_PROBLEM_.
Omit the images, then output each of the records below exactly.

_INPUT DATA_.

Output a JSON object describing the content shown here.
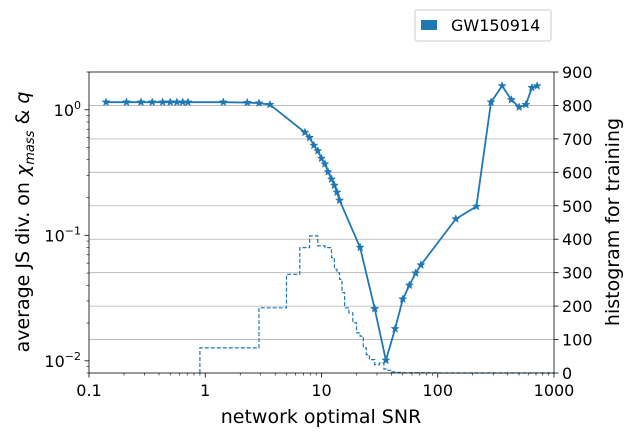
{
  "chart_data": {
    "type": "line",
    "legend": {
      "position": "top-right",
      "label": "GW150914"
    },
    "colors": {
      "series": "#1f77b4",
      "grid": "#b0b0b0",
      "axis": "#000000"
    },
    "xlabel": "network optimal SNR",
    "ylabel": "average JS div. on χmass & q",
    "ylabel_parts": {
      "prefix": "average JS div. on ",
      "symbol": "χ",
      "subscript": "mass",
      "suffix": " & ",
      "q": "q"
    },
    "y2label": "histogram for training",
    "x_scale": "log",
    "y_scale": "log",
    "xlim": [
      0.1,
      1000
    ],
    "ylim": [
      0.008,
      2.0
    ],
    "y2lim": [
      0,
      900
    ],
    "grid": {
      "y2_major": true,
      "x": false
    },
    "x_ticks": [
      {
        "value": 0.1,
        "label": "0.1"
      },
      {
        "value": 1,
        "label": "1"
      },
      {
        "value": 10,
        "label": "10"
      },
      {
        "value": 100,
        "label": "100"
      },
      {
        "value": 1000,
        "label": "1000"
      }
    ],
    "y_ticks": [
      {
        "value": 0.01,
        "base": "10",
        "exp": "−2"
      },
      {
        "value": 0.1,
        "base": "10",
        "exp": "−1"
      },
      {
        "value": 1,
        "base": "10",
        "exp": "0"
      }
    ],
    "y2_ticks": [
      {
        "value": 0,
        "label": "0"
      },
      {
        "value": 100,
        "label": "100"
      },
      {
        "value": 200,
        "label": "200"
      },
      {
        "value": 300,
        "label": "300"
      },
      {
        "value": 400,
        "label": "400"
      },
      {
        "value": 500,
        "label": "500"
      },
      {
        "value": 600,
        "label": "600"
      },
      {
        "value": 700,
        "label": "700"
      },
      {
        "value": 800,
        "label": "800"
      },
      {
        "value": 900,
        "label": "900"
      }
    ],
    "series": [
      {
        "name": "GW150914",
        "marker": "star",
        "x": [
          0.14,
          0.21,
          0.28,
          0.35,
          0.43,
          0.5,
          0.57,
          0.64,
          0.71,
          1.43,
          2.3,
          2.9,
          3.6,
          7.2,
          7.9,
          8.6,
          9.3,
          10.0,
          10.7,
          11.4,
          12.2,
          12.9,
          13.6,
          14.3,
          21.5,
          28.7,
          35.8,
          43.0,
          50.0,
          57.0,
          64.5,
          71.6,
          143,
          215,
          287,
          358,
          430,
          502,
          573,
          645,
          716
        ],
        "y": [
          1.15,
          1.15,
          1.15,
          1.15,
          1.15,
          1.15,
          1.15,
          1.15,
          1.15,
          1.15,
          1.14,
          1.13,
          1.1,
          0.66,
          0.6,
          0.52,
          0.47,
          0.41,
          0.37,
          0.32,
          0.28,
          0.25,
          0.22,
          0.19,
          0.08,
          0.026,
          0.0101,
          0.018,
          0.031,
          0.04,
          0.05,
          0.058,
          0.135,
          0.17,
          1.15,
          1.55,
          1.2,
          1.05,
          1.1,
          1.5,
          1.55
        ]
      }
    ],
    "histogram": {
      "style": "step-dashed",
      "axis": "right",
      "bin_edges": [
        0.9,
        2.2,
        2.9,
        3.6,
        4.3,
        5.0,
        5.7,
        6.5,
        7.2,
        7.9,
        8.6,
        9.3,
        10.0,
        10.7,
        11.4,
        12.2,
        12.9,
        13.6,
        14.3,
        15.0,
        15.8,
        17.2,
        18.6,
        20.0,
        21.5,
        22.9,
        24.3,
        25.8,
        28.7,
        31.5,
        34.4,
        37.2,
        40.1,
        43.0,
        50.0,
        57.3,
        71.6,
        100,
        1000
      ],
      "counts": [
        75,
        75,
        195,
        195,
        195,
        295,
        295,
        375,
        375,
        410,
        410,
        380,
        380,
        375,
        375,
        345,
        310,
        300,
        280,
        240,
        195,
        180,
        150,
        120,
        110,
        75,
        55,
        40,
        25,
        30,
        12,
        8,
        3,
        2,
        1,
        1,
        1,
        0
      ]
    }
  }
}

_WORKED SOLUTION_.
Output a JSON object describing the content shown here.
{
  "chart_data": {
    "type": "line",
    "legend": {
      "position": "top-right",
      "label": "GW150914"
    },
    "colors": {
      "series": "#1f77b4",
      "grid": "#b0b0b0",
      "axis": "#000000"
    },
    "xlabel": "network optimal SNR",
    "ylabel": "average JS div. on χmass & q",
    "ylabel_parts": {
      "prefix": "average JS div. on ",
      "symbol": "χ",
      "subscript": "mass",
      "suffix": " & ",
      "q": "q"
    },
    "y2label": "histogram for training",
    "x_scale": "log",
    "y_scale": "log",
    "xlim": [
      0.1,
      1000
    ],
    "ylim": [
      0.008,
      2.0
    ],
    "y2lim": [
      0,
      900
    ],
    "grid": {
      "y2_major": true,
      "x": false
    },
    "x_ticks": [
      {
        "value": 0.1,
        "label": "0.1"
      },
      {
        "value": 1,
        "label": "1"
      },
      {
        "value": 10,
        "label": "10"
      },
      {
        "value": 100,
        "label": "100"
      },
      {
        "value": 1000,
        "label": "1000"
      }
    ],
    "y_ticks": [
      {
        "value": 0.01,
        "base": "10",
        "exp": "−2"
      },
      {
        "value": 0.1,
        "base": "10",
        "exp": "−1"
      },
      {
        "value": 1,
        "base": "10",
        "exp": "0"
      }
    ],
    "y2_ticks": [
      {
        "value": 0,
        "label": "0"
      },
      {
        "value": 100,
        "label": "100"
      },
      {
        "value": 200,
        "label": "200"
      },
      {
        "value": 300,
        "label": "300"
      },
      {
        "value": 400,
        "label": "400"
      },
      {
        "value": 500,
        "label": "500"
      },
      {
        "value": 600,
        "label": "600"
      },
      {
        "value": 700,
        "label": "700"
      },
      {
        "value": 800,
        "label": "800"
      },
      {
        "value": 900,
        "label": "900"
      }
    ],
    "series": [
      {
        "name": "GW150914",
        "marker": "star",
        "x": [
          0.14,
          0.21,
          0.28,
          0.35,
          0.43,
          0.5,
          0.57,
          0.64,
          0.71,
          1.43,
          2.3,
          2.9,
          3.6,
          7.2,
          7.9,
          8.6,
          9.3,
          10.0,
          10.7,
          11.4,
          12.2,
          12.9,
          13.6,
          14.3,
          21.5,
          28.7,
          35.8,
          43.0,
          50.0,
          57.0,
          64.5,
          71.6,
          143,
          215,
          287,
          358,
          430,
          502,
          573,
          645,
          716
        ],
        "y": [
          1.15,
          1.15,
          1.15,
          1.15,
          1.15,
          1.15,
          1.15,
          1.15,
          1.15,
          1.15,
          1.14,
          1.13,
          1.1,
          0.66,
          0.6,
          0.52,
          0.47,
          0.41,
          0.37,
          0.32,
          0.28,
          0.25,
          0.22,
          0.19,
          0.08,
          0.026,
          0.0101,
          0.018,
          0.031,
          0.04,
          0.05,
          0.058,
          0.135,
          0.17,
          1.15,
          1.55,
          1.2,
          1.05,
          1.1,
          1.5,
          1.55
        ]
      }
    ],
    "histogram": {
      "style": "step-dashed",
      "axis": "right",
      "bin_edges": [
        0.9,
        2.2,
        2.9,
        3.6,
        4.3,
        5.0,
        5.7,
        6.5,
        7.2,
        7.9,
        8.6,
        9.3,
        10.0,
        10.7,
        11.4,
        12.2,
        12.9,
        13.6,
        14.3,
        15.0,
        15.8,
        17.2,
        18.6,
        20.0,
        21.5,
        22.9,
        24.3,
        25.8,
        28.7,
        31.5,
        34.4,
        37.2,
        40.1,
        43.0,
        50.0,
        57.3,
        71.6,
        100,
        1000
      ],
      "counts": [
        75,
        75,
        195,
        195,
        195,
        295,
        295,
        375,
        375,
        410,
        410,
        380,
        380,
        375,
        375,
        345,
        310,
        300,
        280,
        240,
        195,
        180,
        150,
        120,
        110,
        75,
        55,
        40,
        25,
        30,
        12,
        8,
        3,
        2,
        1,
        1,
        1,
        0
      ]
    }
  }
}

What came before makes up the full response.